- **WHAT YOU NEED TO DO**
Check each line of the data for "this" and select those that have it.

^^^^

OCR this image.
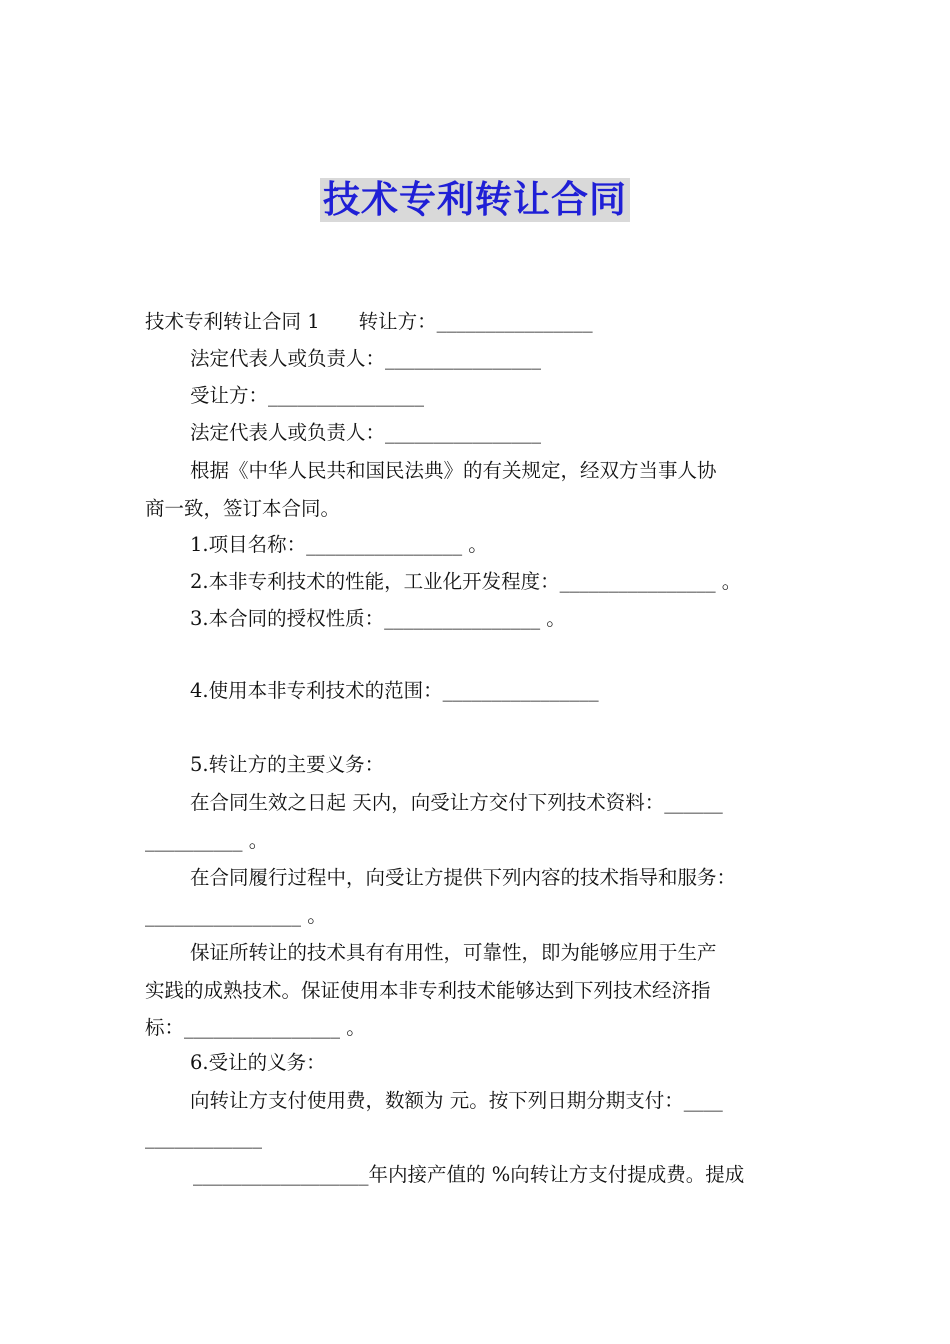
技术专利转让合同
技术专利转让合同 1　　转让方：________________
法定代表人或负责人：________________
受让方：________________
法定代表人或负责人：________________
根据《中华人民共和国民法典》的有关规定，经双方当事人协
商一致，签订本合同。
1.项目名称：________________ 。
2.本非专利技术的性能，工业化开发程度：________________ 。
3.本合同的授权性质：________________ 。
4.使用本非专利技术的范围：________________
5.转让方的主要义务：
在合同生效之日起 天内，向受让方交付下列技术资料：______
__________ 。
在合同履行过程中，向受让方提供下列内容的技术指导和服务：
________________ 。
保证所转让的技术具有有用性，可靠性，即为能够应用于生产
实践的成熟技术。保证使用本非专利技术能够达到下列技术经济指
标：________________ 。
6.受让的义务：
向转让方支付使用费，数额为 元。按下列日期分期支付：____
____________
__________________年内接产值的 %向转让方支付提成费。提成
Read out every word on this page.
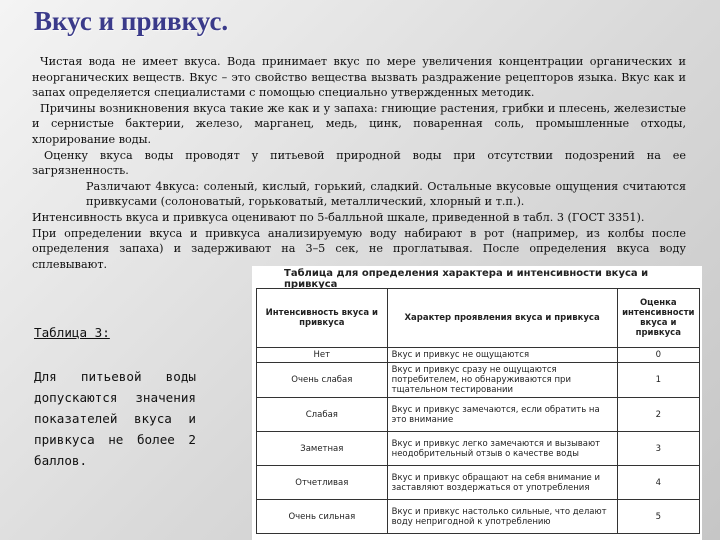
Вкус и привкус.

Чистая вода не имеет вкуса. Вода принимает вкус по мере увеличения концентрации органических и неорганических веществ. Вкус – это свойство вещества вызвать раздражение рецепторов языка. Вкус как и запах определяется специалистами с помощью специально утвержденных методик.

Причины возникновения вкуса такие же как и у запаха: гниющие растения, грибки и плесень, железистые и сернистые бактерии, железо, марганец, медь, цинк, поваренная соль, промышленные отходы, хлорирование воды.

Оценку вкуса воды проводят у питьевой природной воды при отсутствии подозрений на ее загрязненность.

Различают 4вкуса: соленый, кислый, горький, сладкий. Остальные вкусовые ощущения считаются привкусами (солоноватый, горьковатый, металлический, хлорный и т.п.).

Интенсивность вкуса и привкуса оценивают по 5-балльной шкале, приведенной в табл. 3 (ГОСТ 3351).

При определении вкуса и привкуса анализируемую воду набирают в рот (например, из колбы после определения запаха) и задерживают на 3–5 сек, не проглатывая. После определения вкуса воду сплевывают.

Таблица 3:
Для питьевой воды допускаются значения показателей вкуса и привкуса не более 2 баллов.
Таблица для определения характера и интенсивности вкуса и привкуса
Интенсивность вкуса и привкуса	Характер проявления вкуса и привкуса	Оценка интенсивности вкуса и привкуса
Нет	Вкус и привкус не ощущаются	0
Очень слабая	Вкус и привкус сразу не ощущаются потребителем, но обнаруживаются при тщательном тестировании	1
Слабая	Вкус и привкус замечаются, если обратить на это внимание	2
Заметная	Вкус и привкус легко замечаются и вызывают неодобрительный отзыв о качестве воды	3
Отчетливая	Вкус и привкус обращают на себя внимание и заставляют воздержаться от употребления	4
Очень сильная	Вкус и привкус настолько сильные, что делают воду непригодной к употреблению	5
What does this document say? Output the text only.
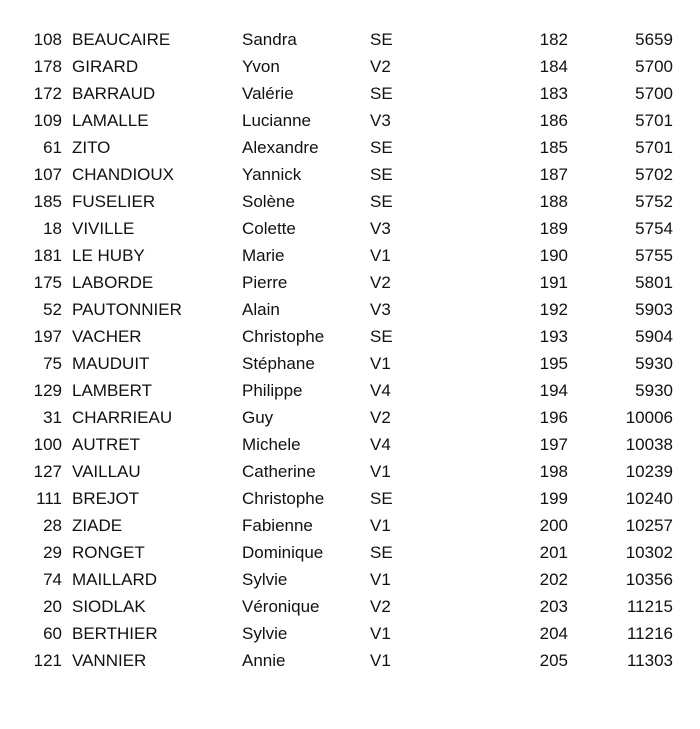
108 BEAUCAIRE	Sandra	SE	182	5659
178 GIRARD	Yvon	V2	184	5700
172 BARRAUD	Valérie	SE	183	5700
109 LAMALLE	Lucianne	V3	186	5701
61 ZITO	Alexandre	SE	185	5701
107 CHANDIOUX	Yannick	SE	187	5702
185 FUSELIER	Solène	SE	188	5752
18 VIVILLE	Colette	V3	189	5754
181 LE HUBY	Marie	V1	190	5755
175 LABORDE	Pierre	V2	191	5801
52 PAUTONNIER	Alain	V3	192	5903
197 VACHER	Christophe	SE	193	5904
75 MAUDUIT	Stéphane	V1	195	5930
129 LAMBERT	Philippe	V4	194	5930
31 CHARRIEAU	Guy	V2	196	10006
100 AUTRET	Michele	V4	197	10038
127 VAILLAU	Catherine	V1	198	10239
111 BREJOT	Christophe	SE	199	10240
28 ZIADE	Fabienne	V1	200	10257
29 RONGET	Dominique	SE	201	10302
74 MAILLARD	Sylvie	V1	202	10356
20 SIODLAK	Véronique	V2	203	11215
60 BERTHIER	Sylvie	V1	204	11216
121 VANNIER	Annie	V1	205	11303
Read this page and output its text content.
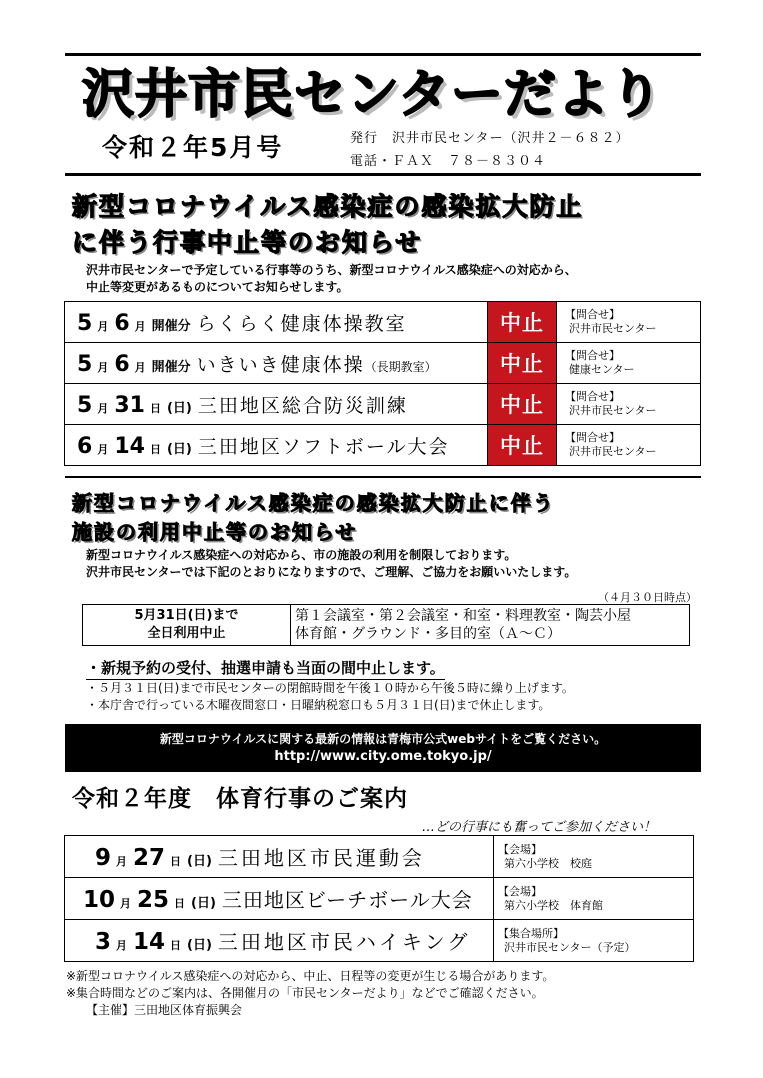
沢井市民センターだより
令和２年5月号	発行　沢井市民センター（沢井２－６８２）
電話・ＦＡＸ　７８－８３０４
新型コロナウイルス感染症の感染拡大防止
に伴う行事中止等のお知らせ
沢井市民センターで予定している行事等のうち、新型コロナウイルス感染症への対応から、
中止等変更があるものについてお知らせします。
5 月 6 月 開催分 らくらく健康体操教室	中止	【問合せ】
沢井市民センター

5 月 6 月 開催分 いきいき健康体操（長期教室）	中止	【問合せ】
健康センター

5 月 31 日 (日) 三田地区総合防災訓練	中止	【問合せ】
沢井市民センター

6 月 14 日 (日) 三田地区ソフトボール大会	中止	【問合せ】
沢井市民センター
新型コロナウイルス感染症の感染拡大防止に伴う
施設の利用中止等のお知らせ
新型コロナウイルス感染症への対応から、市の施設の利用を制限しております。
沢井市民センターでは下記のとおりになりますので、ご理解、ご協力をお願いいたします。
（４月３０日時点）
5月31日(日)まで
全日利用中止

第１会議室・第２会議室・和室・料理教室・陶芸小屋
体育館・グラウンド・多目的室（Ａ～Ｃ）
・新規予約の受付、抽選申請も当面の間中止します。
・５月３１日(日)まで市民センターの閉館時間を午後１０時から午後５時に繰り上げます。
・本庁舎で行っている木曜夜間窓口・日曜納税窓口も５月３１日(日)まで休止します。
新型コロナウイルスに関する最新の情報は青梅市公式webサイトをご覧ください。
http://www.city.ome.tokyo.jp/
令和２年度　体育行事のご案内
…どの行事にも奮ってご参加ください！
9 月 27 日 (日) 三田地区市民運動会	【会場】
第六小学校　校庭

10 月 25 日 (日) 三田地区ビーチボール大会	【会場】
第六小学校　体育館

3 月 14 日 (日) 三田地区市民ハイキング	【集合場所】
沢井市民センター（予定）
※新型コロナウイルス感染症への対応から、中止、日程等の変更が生じる場合があります。
※集合時間などのご案内は、各開催月の「市民センターだより」などでご確認ください。
【主催】三田地区体育振興会
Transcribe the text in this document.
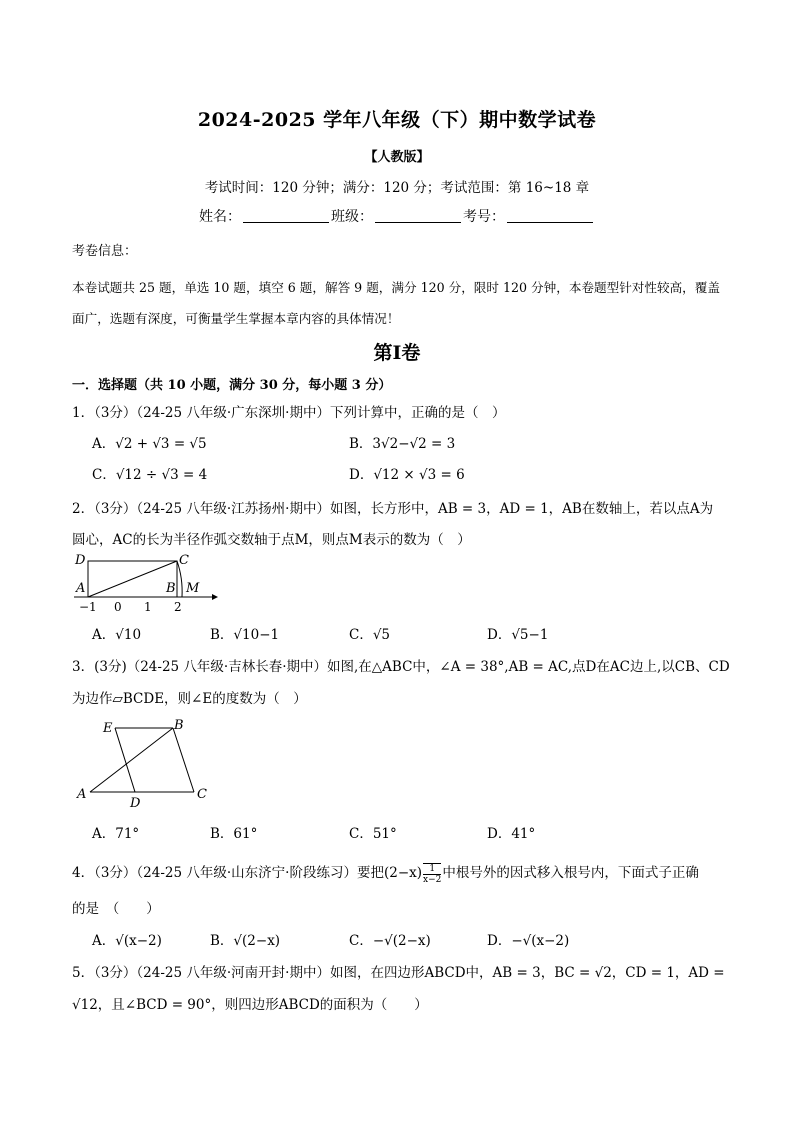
2024-2025 学年八年级（下）期中数学试卷
【人教版】
考试时间：120 分钟；满分：120 分；考试范围：第 16~18 章
姓名：	班级：	考号：
考卷信息：
本卷试题共 25 题，单选 10 题，填空 6 题，解答 9 题，满分 120 分，限时 120 分钟，本卷题型针对性较高，覆盖面广，选题有深度，可衡量学生掌握本章内容的具体情况！
第Ⅰ卷
一．选择题（共 10 小题，满分 30 分，每小题 3 分）
1．（3分）（24-25 八年级·广东深圳·期中）下列计算中，正确的是（　）
A．√2 + √3 = √5	B．3√2−√2 = 3
C．√12 ÷ √3 = 4	D．√12 × √3 = 6
2．（3分）（24-25 八年级·江苏扬州·期中）如图，长方形中，AB = 3，AD = 1，AB在数轴上，若以点A为
圆心，AC的长为半径作弧交数轴于点M，则点M表示的数为（　）
D	C
A	B M
−1 0 1 2
A．√10	B．√10−1	C．√5	D．√5−1
3．(3分)（24-25 八年级·吉林长春·期中）如图,在△ABC中，∠A = 38°,AB = AC,点D在AC边上,以CB、CD
为边作▱BCDE，则∠E的度数为（　）
E	B
A
D
C
A．71°	B．61°	C．51°	D．41°
4．（3分）（24-25 八年级·山东济宁·阶段练习）要把$(2-x) \frac{1}{x-2}$ 中根号外的因式移入根号内，下面式子正确
的是　（　　）
A．√(x−2)	B．√(2−x)	C．−√(2−x)	D．−√(x−2)
5．（3分）（24-25 八年级·河南开封·期中）如图，在四边形ABCD中，AB = 3，BC = √2，CD = 1，AD =
√12，且∠BCD = 90°，则四边形ABCD的面积为（　　）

^^^^

- **PROBLEM SOLUTION**
OCR this image.
Read out every word on this page.
What does this document say? Output the text only.
Read this page and output its text content.
Transcribe the text in this document.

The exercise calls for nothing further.